------ Supplied material

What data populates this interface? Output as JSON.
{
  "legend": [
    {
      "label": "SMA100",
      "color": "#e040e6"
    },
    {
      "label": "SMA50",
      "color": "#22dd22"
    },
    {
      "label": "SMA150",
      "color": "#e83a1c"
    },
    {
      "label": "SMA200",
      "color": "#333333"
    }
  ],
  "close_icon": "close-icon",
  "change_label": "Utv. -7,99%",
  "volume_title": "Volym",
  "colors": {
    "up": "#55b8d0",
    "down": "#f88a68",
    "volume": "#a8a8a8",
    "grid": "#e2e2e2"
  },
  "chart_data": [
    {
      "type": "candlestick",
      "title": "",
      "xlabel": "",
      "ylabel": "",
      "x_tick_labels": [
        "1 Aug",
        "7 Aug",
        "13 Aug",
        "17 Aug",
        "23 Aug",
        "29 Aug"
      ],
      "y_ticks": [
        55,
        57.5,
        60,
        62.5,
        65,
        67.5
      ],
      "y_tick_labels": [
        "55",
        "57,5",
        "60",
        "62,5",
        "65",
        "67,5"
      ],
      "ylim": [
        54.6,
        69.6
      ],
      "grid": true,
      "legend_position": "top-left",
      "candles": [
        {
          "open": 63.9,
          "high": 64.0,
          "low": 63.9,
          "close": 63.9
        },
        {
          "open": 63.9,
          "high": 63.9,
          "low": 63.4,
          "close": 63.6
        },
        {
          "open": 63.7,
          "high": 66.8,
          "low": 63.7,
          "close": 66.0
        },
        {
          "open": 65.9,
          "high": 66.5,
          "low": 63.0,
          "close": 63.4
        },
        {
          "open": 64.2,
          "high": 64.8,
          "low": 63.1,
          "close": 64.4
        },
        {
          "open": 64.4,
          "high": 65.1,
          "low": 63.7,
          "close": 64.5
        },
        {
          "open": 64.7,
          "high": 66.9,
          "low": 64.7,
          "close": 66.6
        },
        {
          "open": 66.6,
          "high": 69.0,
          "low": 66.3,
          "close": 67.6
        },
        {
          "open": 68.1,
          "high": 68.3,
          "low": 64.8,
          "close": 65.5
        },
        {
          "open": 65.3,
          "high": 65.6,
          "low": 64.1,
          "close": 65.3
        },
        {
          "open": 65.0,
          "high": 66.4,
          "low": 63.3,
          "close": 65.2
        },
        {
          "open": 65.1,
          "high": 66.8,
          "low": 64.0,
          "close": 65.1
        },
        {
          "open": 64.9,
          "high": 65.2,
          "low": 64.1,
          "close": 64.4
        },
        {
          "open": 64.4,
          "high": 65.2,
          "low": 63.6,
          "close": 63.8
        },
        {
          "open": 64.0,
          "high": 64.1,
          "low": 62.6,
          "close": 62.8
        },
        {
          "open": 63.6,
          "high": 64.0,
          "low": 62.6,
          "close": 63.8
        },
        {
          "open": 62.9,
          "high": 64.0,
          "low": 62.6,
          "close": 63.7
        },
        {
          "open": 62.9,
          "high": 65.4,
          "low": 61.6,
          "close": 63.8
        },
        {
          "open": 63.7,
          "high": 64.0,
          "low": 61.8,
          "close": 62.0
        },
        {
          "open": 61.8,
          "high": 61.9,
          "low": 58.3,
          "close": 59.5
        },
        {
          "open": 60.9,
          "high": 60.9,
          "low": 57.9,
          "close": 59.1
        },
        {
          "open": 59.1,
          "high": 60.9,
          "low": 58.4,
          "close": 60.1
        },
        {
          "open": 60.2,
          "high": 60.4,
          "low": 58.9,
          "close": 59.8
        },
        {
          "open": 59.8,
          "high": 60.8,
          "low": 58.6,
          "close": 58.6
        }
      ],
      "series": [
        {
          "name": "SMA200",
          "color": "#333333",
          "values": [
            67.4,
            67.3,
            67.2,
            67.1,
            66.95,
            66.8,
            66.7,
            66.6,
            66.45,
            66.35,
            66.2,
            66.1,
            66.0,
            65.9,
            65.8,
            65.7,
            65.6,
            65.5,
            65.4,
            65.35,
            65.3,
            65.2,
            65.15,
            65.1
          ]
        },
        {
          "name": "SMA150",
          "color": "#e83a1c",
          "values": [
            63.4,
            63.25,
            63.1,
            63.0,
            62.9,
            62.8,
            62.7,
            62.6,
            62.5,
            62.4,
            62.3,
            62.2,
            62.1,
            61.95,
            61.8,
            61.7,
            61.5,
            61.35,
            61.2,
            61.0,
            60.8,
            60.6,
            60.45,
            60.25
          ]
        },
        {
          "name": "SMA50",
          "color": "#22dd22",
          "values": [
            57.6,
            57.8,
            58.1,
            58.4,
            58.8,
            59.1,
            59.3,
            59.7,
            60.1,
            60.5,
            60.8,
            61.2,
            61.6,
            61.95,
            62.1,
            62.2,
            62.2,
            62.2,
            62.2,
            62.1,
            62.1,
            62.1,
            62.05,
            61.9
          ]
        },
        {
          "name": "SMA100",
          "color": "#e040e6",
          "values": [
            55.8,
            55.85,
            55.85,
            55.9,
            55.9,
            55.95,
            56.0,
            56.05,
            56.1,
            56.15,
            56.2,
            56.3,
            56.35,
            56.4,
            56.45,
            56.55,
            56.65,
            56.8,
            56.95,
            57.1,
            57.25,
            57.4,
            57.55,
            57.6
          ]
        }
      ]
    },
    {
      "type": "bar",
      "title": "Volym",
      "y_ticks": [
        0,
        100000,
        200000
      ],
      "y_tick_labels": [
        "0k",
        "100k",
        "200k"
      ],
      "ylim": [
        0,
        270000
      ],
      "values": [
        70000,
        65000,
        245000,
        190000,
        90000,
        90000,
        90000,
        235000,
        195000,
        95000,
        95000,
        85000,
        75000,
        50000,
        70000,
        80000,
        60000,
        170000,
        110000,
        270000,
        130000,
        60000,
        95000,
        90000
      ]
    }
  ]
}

------------

• [Problem requirements]:
Each record must be repeated exactly as it is.

• [Reply to the exercise]:
What data populates this interface? Output as JSON.
{
  "legend": [
    {
      "label": "SMA100",
      "color": "#e040e6"
    },
    {
      "label": "SMA50",
      "color": "#22dd22"
    },
    {
      "label": "SMA150",
      "color": "#e83a1c"
    },
    {
      "label": "SMA200",
      "color": "#333333"
    }
  ],
  "close_icon": "close-icon",
  "change_label": "Utv. -7,99%",
  "volume_title": "Volym",
  "colors": {
    "up": "#55b8d0",
    "down": "#f88a68",
    "volume": "#a8a8a8",
    "grid": "#e2e2e2"
  },
  "chart_data": [
    {
      "type": "candlestick",
      "title": "",
      "xlabel": "",
      "ylabel": "",
      "x_tick_labels": [
        "1 Aug",
        "7 Aug",
        "13 Aug",
        "17 Aug",
        "23 Aug",
        "29 Aug"
      ],
      "y_ticks": [
        55,
        57.5,
        60,
        62.5,
        65,
        67.5
      ],
      "y_tick_labels": [
        "55",
        "57,5",
        "60",
        "62,5",
        "65",
        "67,5"
      ],
      "ylim": [
        54.6,
        69.6
      ],
      "grid": true,
      "legend_position": "top-left",
      "candles": [
        {
          "open": 63.9,
          "high": 64.0,
          "low": 63.9,
          "close": 63.9
        },
        {
          "open": 63.9,
          "high": 63.9,
          "low": 63.4,
          "close": 63.6
        },
        {
          "open": 63.7,
          "high": 66.8,
          "low": 63.7,
          "close": 66.0
        },
        {
          "open": 65.9,
          "high": 66.5,
          "low": 63.0,
          "close": 63.4
        },
        {
          "open": 64.2,
          "high": 64.8,
          "low": 63.1,
          "close": 64.4
        },
        {
          "open": 64.4,
          "high": 65.1,
          "low": 63.7,
          "close": 64.5
        },
        {
          "open": 64.7,
          "high": 66.9,
          "low": 64.7,
          "close": 66.6
        },
        {
          "open": 66.6,
          "high": 69.0,
          "low": 66.3,
          "close": 67.6
        },
        {
          "open": 68.1,
          "high": 68.3,
          "low": 64.8,
          "close": 65.5
        },
        {
          "open": 65.3,
          "high": 65.6,
          "low": 64.1,
          "close": 65.3
        },
        {
          "open": 65.0,
          "high": 66.4,
          "low": 63.3,
          "close": 65.2
        },
        {
          "open": 65.1,
          "high": 66.8,
          "low": 64.0,
          "close": 65.1
        },
        {
          "open": 64.9,
          "high": 65.2,
          "low": 64.1,
          "close": 64.4
        },
        {
          "open": 64.4,
          "high": 65.2,
          "low": 63.6,
          "close": 63.8
        },
        {
          "open": 64.0,
          "high": 64.1,
          "low": 62.6,
          "close": 62.8
        },
        {
          "open": 63.6,
          "high": 64.0,
          "low": 62.6,
          "close": 63.8
        },
        {
          "open": 62.9,
          "high": 64.0,
          "low": 62.6,
          "close": 63.7
        },
        {
          "open": 62.9,
          "high": 65.4,
          "low": 61.6,
          "close": 63.8
        },
        {
          "open": 63.7,
          "high": 64.0,
          "low": 61.8,
          "close": 62.0
        },
        {
          "open": 61.8,
          "high": 61.9,
          "low": 58.3,
          "close": 59.5
        },
        {
          "open": 60.9,
          "high": 60.9,
          "low": 57.9,
          "close": 59.1
        },
        {
          "open": 59.1,
          "high": 60.9,
          "low": 58.4,
          "close": 60.1
        },
        {
          "open": 60.2,
          "high": 60.4,
          "low": 58.9,
          "close": 59.8
        },
        {
          "open": 59.8,
          "high": 60.8,
          "low": 58.6,
          "close": 58.6
        }
      ],
      "series": [
        {
          "name": "SMA200",
          "color": "#333333",
          "values": [
            67.4,
            67.3,
            67.2,
            67.1,
            66.95,
            66.8,
            66.7,
            66.6,
            66.45,
            66.35,
            66.2,
            66.1,
            66.0,
            65.9,
            65.8,
            65.7,
            65.6,
            65.5,
            65.4,
            65.35,
            65.3,
            65.2,
            65.15,
            65.1
          ]
        },
        {
          "name": "SMA150",
          "color": "#e83a1c",
          "values": [
            63.4,
            63.25,
            63.1,
            63.0,
            62.9,
            62.8,
            62.7,
            62.6,
            62.5,
            62.4,
            62.3,
            62.2,
            62.1,
            61.95,
            61.8,
            61.7,
            61.5,
            61.35,
            61.2,
            61.0,
            60.8,
            60.6,
            60.45,
            60.25
          ]
        },
        {
          "name": "SMA50",
          "color": "#22dd22",
          "values": [
            57.6,
            57.8,
            58.1,
            58.4,
            58.8,
            59.1,
            59.3,
            59.7,
            60.1,
            60.5,
            60.8,
            61.2,
            61.6,
            61.95,
            62.1,
            62.2,
            62.2,
            62.2,
            62.2,
            62.1,
            62.1,
            62.1,
            62.05,
            61.9
          ]
        },
        {
          "name": "SMA100",
          "color": "#e040e6",
          "values": [
            55.8,
            55.85,
            55.85,
            55.9,
            55.9,
            55.95,
            56.0,
            56.05,
            56.1,
            56.15,
            56.2,
            56.3,
            56.35,
            56.4,
            56.45,
            56.55,
            56.65,
            56.8,
            56.95,
            57.1,
            57.25,
            57.4,
            57.55,
            57.6
          ]
        }
      ]
    },
    {
      "type": "bar",
      "title": "Volym",
      "y_ticks": [
        0,
        100000,
        200000
      ],
      "y_tick_labels": [
        "0k",
        "100k",
        "200k"
      ],
      "ylim": [
        0,
        270000
      ],
      "values": [
        70000,
        65000,
        245000,
        190000,
        90000,
        90000,
        90000,
        235000,
        195000,
        95000,
        95000,
        85000,
        75000,
        50000,
        70000,
        80000,
        60000,
        170000,
        110000,
        270000,
        130000,
        60000,
        95000,
        90000
      ]
    }
  ]
}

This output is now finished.